##### The data #####
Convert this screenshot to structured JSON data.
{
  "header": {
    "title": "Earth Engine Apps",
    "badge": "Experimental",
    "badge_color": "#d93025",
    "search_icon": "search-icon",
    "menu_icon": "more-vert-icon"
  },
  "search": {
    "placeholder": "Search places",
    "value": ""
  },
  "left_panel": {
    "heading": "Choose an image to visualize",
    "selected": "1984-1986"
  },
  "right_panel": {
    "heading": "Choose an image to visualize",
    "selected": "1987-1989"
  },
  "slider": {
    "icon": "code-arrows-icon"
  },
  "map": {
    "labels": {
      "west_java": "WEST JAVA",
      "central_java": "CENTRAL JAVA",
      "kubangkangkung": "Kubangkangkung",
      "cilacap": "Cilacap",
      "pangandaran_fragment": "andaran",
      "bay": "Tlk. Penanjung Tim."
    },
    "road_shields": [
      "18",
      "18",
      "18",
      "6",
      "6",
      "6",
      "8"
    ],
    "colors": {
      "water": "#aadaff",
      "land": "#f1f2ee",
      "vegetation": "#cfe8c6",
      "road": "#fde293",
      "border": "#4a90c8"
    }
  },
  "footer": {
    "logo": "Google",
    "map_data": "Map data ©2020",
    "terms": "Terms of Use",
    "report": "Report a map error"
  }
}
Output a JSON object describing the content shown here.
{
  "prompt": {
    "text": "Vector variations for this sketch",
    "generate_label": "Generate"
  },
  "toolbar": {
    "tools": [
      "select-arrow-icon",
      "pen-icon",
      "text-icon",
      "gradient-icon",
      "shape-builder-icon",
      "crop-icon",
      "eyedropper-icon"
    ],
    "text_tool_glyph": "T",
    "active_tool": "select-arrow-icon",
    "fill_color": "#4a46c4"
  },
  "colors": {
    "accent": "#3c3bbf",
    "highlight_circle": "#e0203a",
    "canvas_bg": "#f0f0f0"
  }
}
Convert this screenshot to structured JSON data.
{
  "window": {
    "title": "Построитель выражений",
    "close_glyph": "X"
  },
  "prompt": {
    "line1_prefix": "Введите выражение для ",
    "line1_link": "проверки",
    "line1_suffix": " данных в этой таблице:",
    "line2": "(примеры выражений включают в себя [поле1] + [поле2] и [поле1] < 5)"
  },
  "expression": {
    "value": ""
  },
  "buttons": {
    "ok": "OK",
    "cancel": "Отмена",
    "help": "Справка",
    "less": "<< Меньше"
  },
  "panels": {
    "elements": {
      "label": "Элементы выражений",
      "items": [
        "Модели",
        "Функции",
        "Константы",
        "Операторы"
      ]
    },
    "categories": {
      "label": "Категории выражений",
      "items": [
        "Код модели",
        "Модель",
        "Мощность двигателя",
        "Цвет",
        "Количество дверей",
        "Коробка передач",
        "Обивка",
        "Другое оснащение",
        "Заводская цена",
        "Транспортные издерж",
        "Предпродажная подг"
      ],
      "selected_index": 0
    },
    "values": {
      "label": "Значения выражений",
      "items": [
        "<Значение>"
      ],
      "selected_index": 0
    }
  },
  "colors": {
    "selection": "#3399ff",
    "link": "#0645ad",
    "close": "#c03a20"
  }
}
#####
##### The data #####
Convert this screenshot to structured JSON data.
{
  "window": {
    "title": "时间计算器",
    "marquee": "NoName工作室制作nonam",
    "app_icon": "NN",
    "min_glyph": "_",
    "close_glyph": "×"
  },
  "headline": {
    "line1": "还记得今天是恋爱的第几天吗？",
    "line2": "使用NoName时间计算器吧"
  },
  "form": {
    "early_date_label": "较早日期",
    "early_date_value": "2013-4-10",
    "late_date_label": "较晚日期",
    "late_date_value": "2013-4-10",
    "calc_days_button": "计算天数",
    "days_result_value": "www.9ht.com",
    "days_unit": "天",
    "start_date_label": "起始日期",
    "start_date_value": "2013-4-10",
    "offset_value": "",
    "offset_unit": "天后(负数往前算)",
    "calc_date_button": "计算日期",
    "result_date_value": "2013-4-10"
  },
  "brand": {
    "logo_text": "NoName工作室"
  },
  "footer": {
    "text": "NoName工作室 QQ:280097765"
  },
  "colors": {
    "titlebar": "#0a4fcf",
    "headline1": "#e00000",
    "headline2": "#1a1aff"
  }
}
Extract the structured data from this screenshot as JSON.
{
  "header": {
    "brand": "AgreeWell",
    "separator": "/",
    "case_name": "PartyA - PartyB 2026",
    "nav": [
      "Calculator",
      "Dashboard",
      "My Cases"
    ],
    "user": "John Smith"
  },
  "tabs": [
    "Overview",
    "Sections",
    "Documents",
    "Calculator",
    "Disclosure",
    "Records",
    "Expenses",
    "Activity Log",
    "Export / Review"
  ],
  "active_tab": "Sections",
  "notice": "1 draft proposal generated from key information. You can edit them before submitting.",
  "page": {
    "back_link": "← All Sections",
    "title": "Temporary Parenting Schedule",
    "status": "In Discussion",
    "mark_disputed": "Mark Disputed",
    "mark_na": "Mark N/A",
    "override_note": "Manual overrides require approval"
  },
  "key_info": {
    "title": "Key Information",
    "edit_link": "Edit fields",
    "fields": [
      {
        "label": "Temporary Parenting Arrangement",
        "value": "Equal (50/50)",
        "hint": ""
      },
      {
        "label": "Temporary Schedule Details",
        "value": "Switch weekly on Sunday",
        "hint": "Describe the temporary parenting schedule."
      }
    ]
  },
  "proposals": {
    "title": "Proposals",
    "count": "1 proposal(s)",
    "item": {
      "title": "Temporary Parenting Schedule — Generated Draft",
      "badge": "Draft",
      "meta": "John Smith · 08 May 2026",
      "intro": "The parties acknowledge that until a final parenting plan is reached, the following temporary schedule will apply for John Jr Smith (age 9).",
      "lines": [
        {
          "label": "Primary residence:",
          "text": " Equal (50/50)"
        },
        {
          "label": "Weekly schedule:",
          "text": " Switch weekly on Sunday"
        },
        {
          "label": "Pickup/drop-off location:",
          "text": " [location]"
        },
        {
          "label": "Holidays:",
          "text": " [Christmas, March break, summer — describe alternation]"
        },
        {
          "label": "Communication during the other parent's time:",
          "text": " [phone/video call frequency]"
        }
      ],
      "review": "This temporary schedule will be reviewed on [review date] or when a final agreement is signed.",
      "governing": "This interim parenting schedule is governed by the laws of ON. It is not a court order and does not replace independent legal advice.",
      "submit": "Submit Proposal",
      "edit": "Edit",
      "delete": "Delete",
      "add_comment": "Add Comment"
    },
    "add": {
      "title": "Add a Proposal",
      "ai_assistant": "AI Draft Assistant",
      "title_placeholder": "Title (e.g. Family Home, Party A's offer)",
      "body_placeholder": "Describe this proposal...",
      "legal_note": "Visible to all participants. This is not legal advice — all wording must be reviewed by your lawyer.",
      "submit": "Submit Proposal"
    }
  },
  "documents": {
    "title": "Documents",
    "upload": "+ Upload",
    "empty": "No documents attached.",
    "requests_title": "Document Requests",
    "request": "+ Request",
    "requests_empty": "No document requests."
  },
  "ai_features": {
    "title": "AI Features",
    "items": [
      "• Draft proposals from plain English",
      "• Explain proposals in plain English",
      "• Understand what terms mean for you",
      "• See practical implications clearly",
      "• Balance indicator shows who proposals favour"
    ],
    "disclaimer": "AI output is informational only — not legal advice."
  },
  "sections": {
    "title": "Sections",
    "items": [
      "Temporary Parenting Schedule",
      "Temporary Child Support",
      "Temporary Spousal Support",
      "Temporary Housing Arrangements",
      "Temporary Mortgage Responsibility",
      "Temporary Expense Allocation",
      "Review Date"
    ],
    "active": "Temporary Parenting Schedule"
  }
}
#####
**Goal of the exercise**.
Pull every line containing "Sunday" out of the data above.

**Exercise result**.
        "value": "Switch weekly on Sunday",
          "text": " Switch weekly on Sunday"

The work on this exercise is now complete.